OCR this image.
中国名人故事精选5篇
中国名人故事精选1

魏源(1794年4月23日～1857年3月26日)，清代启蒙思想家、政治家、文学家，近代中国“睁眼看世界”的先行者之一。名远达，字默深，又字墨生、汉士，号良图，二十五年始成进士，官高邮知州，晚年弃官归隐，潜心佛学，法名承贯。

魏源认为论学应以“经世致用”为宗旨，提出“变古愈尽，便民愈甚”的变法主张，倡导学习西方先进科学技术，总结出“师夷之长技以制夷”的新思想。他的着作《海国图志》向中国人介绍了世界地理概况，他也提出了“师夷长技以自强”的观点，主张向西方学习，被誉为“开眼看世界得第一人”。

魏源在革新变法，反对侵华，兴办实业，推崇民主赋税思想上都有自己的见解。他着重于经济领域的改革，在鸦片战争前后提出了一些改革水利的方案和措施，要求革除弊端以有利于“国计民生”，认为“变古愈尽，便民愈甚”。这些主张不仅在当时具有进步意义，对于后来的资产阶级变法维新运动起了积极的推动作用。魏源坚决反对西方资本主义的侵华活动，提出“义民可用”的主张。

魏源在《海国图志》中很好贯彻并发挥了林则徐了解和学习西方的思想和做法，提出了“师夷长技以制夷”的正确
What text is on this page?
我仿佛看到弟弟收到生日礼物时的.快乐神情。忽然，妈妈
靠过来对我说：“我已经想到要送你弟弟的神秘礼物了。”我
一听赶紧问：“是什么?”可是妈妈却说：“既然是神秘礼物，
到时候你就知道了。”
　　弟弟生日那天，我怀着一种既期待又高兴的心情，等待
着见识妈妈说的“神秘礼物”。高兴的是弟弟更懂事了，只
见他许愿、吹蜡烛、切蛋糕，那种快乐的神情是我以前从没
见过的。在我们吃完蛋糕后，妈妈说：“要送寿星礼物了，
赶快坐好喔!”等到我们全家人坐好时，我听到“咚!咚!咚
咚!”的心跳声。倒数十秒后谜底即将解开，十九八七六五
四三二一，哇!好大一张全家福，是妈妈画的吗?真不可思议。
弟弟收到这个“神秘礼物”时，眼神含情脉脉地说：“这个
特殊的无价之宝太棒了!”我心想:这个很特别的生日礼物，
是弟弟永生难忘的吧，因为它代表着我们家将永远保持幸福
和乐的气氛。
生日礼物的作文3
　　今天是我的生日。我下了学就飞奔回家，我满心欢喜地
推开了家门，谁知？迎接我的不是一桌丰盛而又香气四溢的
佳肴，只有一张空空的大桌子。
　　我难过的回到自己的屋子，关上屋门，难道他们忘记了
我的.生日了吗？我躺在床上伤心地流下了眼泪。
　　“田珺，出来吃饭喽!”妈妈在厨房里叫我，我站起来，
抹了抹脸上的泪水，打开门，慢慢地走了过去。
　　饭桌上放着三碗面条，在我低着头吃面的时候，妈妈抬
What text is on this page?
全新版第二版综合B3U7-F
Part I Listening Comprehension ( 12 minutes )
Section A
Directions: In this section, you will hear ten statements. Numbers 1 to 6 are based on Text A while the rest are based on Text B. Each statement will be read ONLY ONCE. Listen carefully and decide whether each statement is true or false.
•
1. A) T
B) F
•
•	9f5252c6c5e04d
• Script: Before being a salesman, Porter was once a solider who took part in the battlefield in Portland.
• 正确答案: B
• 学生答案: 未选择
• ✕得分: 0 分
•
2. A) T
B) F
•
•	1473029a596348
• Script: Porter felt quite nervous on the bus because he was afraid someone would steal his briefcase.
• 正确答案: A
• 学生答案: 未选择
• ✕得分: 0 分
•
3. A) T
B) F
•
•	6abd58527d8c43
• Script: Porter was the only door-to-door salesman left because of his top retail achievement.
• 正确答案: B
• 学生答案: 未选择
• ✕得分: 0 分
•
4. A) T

## Problem to solve:
Reproduce every record above exactly as it appears.

## Exercise result:
OCR this image.
中国名人故事精选5篇
中国名人故事精选1

魏源(1794年4月23日～1857年3月26日)，清代启蒙思想家、政治家、文学家，近代中国“睁眼看世界”的先行者之一。名远达，字默深，又字墨生、汉士，号良图，二十五年始成进士，官高邮知州，晚年弃官归隐，潜心佛学，法名承贯。

魏源认为论学应以“经世致用”为宗旨，提出“变古愈尽，便民愈甚”的变法主张，倡导学习西方先进科学技术，总结出“师夷之长技以制夷”的新思想。他的着作《海国图志》向中国人介绍了世界地理概况，他也提出了“师夷长技以自强”的观点，主张向西方学习，被誉为“开眼看世界得第一人”。

魏源在革新变法，反对侵华，兴办实业，推崇民主赋税思想上都有自己的见解。他着重于经济领域的改革，在鸦片战争前后提出了一些改革水利的方案和措施，要求革除弊端以有利于“国计民生”，认为“变古愈尽，便民愈甚”。这些主张不仅在当时具有进步意义，对于后来的资产阶级变法维新运动起了积极的推动作用。魏源坚决反对西方资本主义的侵华活动，提出“义民可用”的主张。

魏源在《海国图志》中很好贯彻并发挥了林则徐了解和学习西方的思想和做法，提出了“师夷长技以制夷”的正确
What text is on this page?
我仿佛看到弟弟收到生日礼物时的.快乐神情。忽然，妈妈
靠过来对我说：“我已经想到要送你弟弟的神秘礼物了。”我
一听赶紧问：“是什么?”可是妈妈却说：“既然是神秘礼物，
到时候你就知道了。”
　　弟弟生日那天，我怀着一种既期待又高兴的心情，等待
着见识妈妈说的“神秘礼物”。高兴的是弟弟更懂事了，只
见他许愿、吹蜡烛、切蛋糕，那种快乐的神情是我以前从没
见过的。在我们吃完蛋糕后，妈妈说：“要送寿星礼物了，
赶快坐好喔!”等到我们全家人坐好时，我听到“咚!咚!咚
咚!”的心跳声。倒数十秒后谜底即将解开，十九八七六五
四三二一，哇!好大一张全家福，是妈妈画的吗?真不可思议。
弟弟收到这个“神秘礼物”时，眼神含情脉脉地说：“这个
特殊的无价之宝太棒了!”我心想:这个很特别的生日礼物，
是弟弟永生难忘的吧，因为它代表着我们家将永远保持幸福
和乐的气氛。
生日礼物的作文3
　　今天是我的生日。我下了学就飞奔回家，我满心欢喜地
推开了家门，谁知？迎接我的不是一桌丰盛而又香气四溢的
佳肴，只有一张空空的大桌子。
　　我难过的回到自己的屋子，关上屋门，难道他们忘记了
我的.生日了吗？我躺在床上伤心地流下了眼泪。
　　“田珺，出来吃饭喽!”妈妈在厨房里叫我，我站起来，
抹了抹脸上的泪水，打开门，慢慢地走了过去。
　　饭桌上放着三碗面条，在我低着头吃面的时候，妈妈抬
What text is on this page?
全新版第二版综合B3U7-F
Part I Listening Comprehension ( 12 minutes )
Section A
Directions: In this section, you will hear ten statements. Numbers 1 to 6 are based on Text A while the rest are based on Text B. Each statement will be read ONLY ONCE. Listen carefully and decide whether each statement is true or false.
•
1. A) T
B) F
•
•	9f5252c6c5e04d
• Script: Before being a salesman, Porter was once a solider who took part in the battlefield in Portland.
• 正确答案: B
• 学生答案: 未选择
• ✕得分: 0 分
•
2. A) T
B) F
•
•	1473029a596348
• Script: Porter felt quite nervous on the bus because he was afraid someone would steal his briefcase.
• 正确答案: A
• 学生答案: 未选择
• ✕得分: 0 分
•
3. A) T
B) F
•
•	6abd58527d8c43
• Script: Porter was the only door-to-door salesman left because of his top retail achievement.
• 正确答案: B
• 学生答案: 未选择
• ✕得分: 0 分
•
4. A) T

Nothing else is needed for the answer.